Given exercise:
Pick out the lines below with "name" and list them.
▼
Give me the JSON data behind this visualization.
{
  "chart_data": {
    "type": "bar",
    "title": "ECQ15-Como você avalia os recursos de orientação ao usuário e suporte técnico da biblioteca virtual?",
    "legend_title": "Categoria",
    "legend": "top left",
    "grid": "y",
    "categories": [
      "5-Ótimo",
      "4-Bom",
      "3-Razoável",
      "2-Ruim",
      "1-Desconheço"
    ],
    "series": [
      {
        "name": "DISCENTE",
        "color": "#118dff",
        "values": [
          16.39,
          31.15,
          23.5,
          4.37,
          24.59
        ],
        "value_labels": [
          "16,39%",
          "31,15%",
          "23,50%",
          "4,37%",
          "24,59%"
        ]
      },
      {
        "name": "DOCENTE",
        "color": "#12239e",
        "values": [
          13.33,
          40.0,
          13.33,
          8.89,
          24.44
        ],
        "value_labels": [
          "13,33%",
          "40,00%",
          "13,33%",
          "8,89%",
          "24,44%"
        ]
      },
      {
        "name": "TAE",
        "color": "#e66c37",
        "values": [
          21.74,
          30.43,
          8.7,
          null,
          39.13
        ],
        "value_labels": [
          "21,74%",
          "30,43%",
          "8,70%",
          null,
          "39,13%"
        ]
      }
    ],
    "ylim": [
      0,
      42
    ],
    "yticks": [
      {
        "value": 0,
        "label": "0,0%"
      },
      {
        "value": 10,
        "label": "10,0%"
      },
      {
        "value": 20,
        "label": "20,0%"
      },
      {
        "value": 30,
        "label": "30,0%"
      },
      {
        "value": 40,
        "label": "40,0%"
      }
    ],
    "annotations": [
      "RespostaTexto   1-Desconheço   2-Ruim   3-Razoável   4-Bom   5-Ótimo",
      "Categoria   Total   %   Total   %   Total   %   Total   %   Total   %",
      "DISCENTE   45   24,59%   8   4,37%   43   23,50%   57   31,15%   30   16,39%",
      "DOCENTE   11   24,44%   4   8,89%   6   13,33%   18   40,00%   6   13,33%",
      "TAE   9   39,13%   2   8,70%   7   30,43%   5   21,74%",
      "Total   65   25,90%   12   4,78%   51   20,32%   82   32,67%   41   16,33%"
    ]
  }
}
▲
Exercise answer:
        "name": "DISCENTE",
        "name": "DOCENTE",
        "name": "TAE",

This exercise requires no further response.